Short task
Look through the data for the string "Francisco". Copy every line where it is found.

--- Start Extracted material ---

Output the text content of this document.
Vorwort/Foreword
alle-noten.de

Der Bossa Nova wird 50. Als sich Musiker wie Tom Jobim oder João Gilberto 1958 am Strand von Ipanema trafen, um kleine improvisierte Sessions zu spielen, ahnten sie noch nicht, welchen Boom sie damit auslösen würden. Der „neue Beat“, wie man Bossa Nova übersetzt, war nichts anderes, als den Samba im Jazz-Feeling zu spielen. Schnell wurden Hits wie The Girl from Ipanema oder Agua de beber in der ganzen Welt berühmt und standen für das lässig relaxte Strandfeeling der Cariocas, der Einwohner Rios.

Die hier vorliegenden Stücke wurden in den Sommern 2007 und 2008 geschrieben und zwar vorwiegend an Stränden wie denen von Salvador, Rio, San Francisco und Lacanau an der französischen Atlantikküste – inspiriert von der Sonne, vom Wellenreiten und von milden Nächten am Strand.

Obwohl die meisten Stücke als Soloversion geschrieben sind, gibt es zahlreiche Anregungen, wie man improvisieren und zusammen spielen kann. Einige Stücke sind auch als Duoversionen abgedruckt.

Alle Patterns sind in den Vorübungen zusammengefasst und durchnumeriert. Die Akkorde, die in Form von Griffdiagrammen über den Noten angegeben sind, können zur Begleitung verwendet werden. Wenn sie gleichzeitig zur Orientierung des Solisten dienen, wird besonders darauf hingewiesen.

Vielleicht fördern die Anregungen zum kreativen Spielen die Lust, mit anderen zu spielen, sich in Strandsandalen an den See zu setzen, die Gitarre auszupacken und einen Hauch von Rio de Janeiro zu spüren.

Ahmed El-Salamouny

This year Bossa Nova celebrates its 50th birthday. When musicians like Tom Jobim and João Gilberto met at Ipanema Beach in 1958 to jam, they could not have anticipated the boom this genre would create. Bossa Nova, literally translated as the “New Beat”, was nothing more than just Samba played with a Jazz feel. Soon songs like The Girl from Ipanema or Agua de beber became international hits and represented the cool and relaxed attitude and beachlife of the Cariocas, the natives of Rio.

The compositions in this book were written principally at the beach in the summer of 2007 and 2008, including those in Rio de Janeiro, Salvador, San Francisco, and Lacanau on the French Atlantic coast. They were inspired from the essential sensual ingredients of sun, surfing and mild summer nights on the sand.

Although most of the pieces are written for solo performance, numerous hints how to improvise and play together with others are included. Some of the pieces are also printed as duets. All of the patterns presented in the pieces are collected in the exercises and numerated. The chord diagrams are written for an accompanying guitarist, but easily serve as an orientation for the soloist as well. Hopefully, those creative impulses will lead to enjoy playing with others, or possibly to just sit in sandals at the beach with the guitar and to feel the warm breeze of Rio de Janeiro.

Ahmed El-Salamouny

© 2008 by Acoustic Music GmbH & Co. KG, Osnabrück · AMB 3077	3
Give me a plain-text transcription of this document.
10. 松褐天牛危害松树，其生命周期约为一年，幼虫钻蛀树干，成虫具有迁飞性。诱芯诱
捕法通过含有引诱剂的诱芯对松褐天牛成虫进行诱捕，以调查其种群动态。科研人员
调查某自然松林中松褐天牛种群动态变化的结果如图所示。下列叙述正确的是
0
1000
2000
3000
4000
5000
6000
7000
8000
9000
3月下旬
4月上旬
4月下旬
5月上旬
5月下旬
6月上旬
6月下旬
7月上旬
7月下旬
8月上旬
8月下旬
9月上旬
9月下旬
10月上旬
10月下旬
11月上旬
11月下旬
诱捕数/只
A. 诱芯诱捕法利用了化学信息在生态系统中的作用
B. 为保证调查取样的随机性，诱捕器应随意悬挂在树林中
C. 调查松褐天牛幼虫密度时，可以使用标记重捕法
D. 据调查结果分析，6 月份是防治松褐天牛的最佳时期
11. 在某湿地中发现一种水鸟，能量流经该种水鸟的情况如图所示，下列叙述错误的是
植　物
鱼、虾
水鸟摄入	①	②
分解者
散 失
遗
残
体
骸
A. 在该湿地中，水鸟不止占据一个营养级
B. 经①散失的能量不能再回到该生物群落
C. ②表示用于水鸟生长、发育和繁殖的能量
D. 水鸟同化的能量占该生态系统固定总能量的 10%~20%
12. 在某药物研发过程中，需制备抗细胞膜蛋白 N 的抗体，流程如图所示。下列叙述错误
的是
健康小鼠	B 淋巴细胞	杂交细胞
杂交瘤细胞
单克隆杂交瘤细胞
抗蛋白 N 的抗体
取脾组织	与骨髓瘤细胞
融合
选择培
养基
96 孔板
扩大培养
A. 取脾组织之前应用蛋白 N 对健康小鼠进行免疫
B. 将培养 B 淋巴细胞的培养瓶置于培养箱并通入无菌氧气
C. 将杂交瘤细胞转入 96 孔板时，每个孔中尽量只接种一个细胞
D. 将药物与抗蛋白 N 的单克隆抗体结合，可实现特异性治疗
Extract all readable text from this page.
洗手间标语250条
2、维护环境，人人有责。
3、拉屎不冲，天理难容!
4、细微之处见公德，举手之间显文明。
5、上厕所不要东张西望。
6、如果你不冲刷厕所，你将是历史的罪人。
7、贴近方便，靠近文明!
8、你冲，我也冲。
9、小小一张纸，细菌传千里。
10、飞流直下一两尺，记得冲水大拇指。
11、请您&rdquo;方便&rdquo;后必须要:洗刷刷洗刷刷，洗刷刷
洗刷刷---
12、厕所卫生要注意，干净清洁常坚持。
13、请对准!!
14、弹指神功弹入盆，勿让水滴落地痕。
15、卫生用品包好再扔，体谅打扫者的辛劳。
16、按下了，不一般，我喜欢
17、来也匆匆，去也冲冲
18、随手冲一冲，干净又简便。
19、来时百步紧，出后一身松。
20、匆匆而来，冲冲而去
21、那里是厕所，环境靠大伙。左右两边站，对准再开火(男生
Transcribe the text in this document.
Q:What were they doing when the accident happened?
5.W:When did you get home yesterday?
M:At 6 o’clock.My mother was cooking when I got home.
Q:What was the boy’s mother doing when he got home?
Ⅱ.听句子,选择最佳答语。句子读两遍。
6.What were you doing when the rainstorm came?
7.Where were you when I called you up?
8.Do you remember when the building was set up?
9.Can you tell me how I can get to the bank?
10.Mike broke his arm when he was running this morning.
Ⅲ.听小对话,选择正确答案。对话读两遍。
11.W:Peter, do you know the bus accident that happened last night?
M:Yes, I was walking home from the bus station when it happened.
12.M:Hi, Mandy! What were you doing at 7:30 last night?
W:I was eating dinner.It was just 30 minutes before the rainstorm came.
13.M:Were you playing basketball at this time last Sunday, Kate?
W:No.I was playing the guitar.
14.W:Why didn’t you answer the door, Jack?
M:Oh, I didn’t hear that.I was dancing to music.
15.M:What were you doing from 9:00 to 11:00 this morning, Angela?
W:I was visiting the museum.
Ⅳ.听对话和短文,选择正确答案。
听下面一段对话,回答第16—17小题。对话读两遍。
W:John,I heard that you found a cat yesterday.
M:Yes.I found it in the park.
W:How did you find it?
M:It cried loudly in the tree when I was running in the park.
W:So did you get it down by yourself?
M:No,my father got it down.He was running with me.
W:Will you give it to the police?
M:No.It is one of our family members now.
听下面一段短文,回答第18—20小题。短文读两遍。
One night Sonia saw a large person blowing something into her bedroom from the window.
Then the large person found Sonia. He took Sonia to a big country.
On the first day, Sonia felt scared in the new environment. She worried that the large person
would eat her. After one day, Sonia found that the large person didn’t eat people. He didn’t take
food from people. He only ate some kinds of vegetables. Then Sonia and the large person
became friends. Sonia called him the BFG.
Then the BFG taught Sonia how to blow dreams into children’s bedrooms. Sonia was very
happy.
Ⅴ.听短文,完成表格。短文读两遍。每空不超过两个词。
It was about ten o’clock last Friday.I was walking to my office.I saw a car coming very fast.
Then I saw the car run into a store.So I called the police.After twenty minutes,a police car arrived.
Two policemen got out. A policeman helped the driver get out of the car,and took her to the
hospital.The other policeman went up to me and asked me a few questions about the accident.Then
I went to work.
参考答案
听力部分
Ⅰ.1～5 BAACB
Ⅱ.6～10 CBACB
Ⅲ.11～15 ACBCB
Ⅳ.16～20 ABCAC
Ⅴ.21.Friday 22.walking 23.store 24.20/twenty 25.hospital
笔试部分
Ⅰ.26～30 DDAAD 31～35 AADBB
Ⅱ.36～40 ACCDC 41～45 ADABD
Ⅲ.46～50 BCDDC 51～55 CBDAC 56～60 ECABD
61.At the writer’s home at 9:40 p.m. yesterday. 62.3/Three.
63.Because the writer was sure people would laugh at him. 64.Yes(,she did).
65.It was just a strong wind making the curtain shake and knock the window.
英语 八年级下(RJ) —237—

--- End Extracted material ---

Final answer
Die hier vorliegenden Stücke wurden in den Sommern 2007 und 2008 geschrieben und zwar vorwiegend an Stränden wie denen von Salvador, Rio, San Francisco und Lacanau an der französischen Atlantikküste – inspiriert von der Sonne, vom Wellenreiten und von milden Nächten am Strand.
The compositions in this book were written principally at the beach in the summer of 2007 and 2008, including those in Rio de Janeiro, Salvador, San Francisco, and Lacanau on the French Atlantic coast. They were inspired from the essential sensual ingredients of sun, surfing and mild summer nights on the sand.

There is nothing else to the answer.